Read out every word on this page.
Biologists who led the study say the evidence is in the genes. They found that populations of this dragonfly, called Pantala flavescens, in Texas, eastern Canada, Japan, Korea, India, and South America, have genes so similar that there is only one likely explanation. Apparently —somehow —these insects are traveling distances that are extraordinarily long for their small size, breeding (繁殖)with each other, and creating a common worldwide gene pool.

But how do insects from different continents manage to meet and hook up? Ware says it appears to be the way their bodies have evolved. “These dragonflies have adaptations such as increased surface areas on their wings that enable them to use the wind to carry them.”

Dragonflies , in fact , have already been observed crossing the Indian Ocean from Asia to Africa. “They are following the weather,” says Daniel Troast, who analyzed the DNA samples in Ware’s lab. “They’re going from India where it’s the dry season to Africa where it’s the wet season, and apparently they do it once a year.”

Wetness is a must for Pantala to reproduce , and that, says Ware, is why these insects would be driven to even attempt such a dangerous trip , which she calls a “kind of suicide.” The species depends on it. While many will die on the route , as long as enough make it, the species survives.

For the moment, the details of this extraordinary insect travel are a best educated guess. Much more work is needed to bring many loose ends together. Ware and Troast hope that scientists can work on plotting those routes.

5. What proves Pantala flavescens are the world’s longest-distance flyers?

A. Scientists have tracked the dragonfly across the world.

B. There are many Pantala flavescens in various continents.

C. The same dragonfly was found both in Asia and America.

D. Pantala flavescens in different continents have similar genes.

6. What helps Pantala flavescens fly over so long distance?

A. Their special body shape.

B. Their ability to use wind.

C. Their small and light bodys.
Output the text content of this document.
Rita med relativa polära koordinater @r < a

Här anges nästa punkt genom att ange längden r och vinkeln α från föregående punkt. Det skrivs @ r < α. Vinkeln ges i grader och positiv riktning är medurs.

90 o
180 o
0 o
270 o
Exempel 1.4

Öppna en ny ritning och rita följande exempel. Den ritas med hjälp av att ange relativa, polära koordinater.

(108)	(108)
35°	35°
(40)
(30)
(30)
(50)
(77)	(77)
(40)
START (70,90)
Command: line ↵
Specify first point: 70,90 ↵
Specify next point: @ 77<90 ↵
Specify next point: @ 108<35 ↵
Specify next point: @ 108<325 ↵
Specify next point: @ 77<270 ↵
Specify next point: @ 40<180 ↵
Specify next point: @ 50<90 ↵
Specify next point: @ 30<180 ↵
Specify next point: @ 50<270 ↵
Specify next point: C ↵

> How to complete this task:
Set aside each line above that includes the string "small" and report it.

> Solution to this task:
Biologists who led the study say the evidence is in the genes. They found that populations of this dragonfly, called Pantala flavescens, in Texas, eastern Canada, Japan, Korea, India, and South America, have genes so similar that there is only one likely explanation. Apparently —somehow —these insects are traveling distances that are extraordinarily long for their small size, breeding (繁殖)with each other, and creating a common worldwide gene pool.
C. Their small and light bodys.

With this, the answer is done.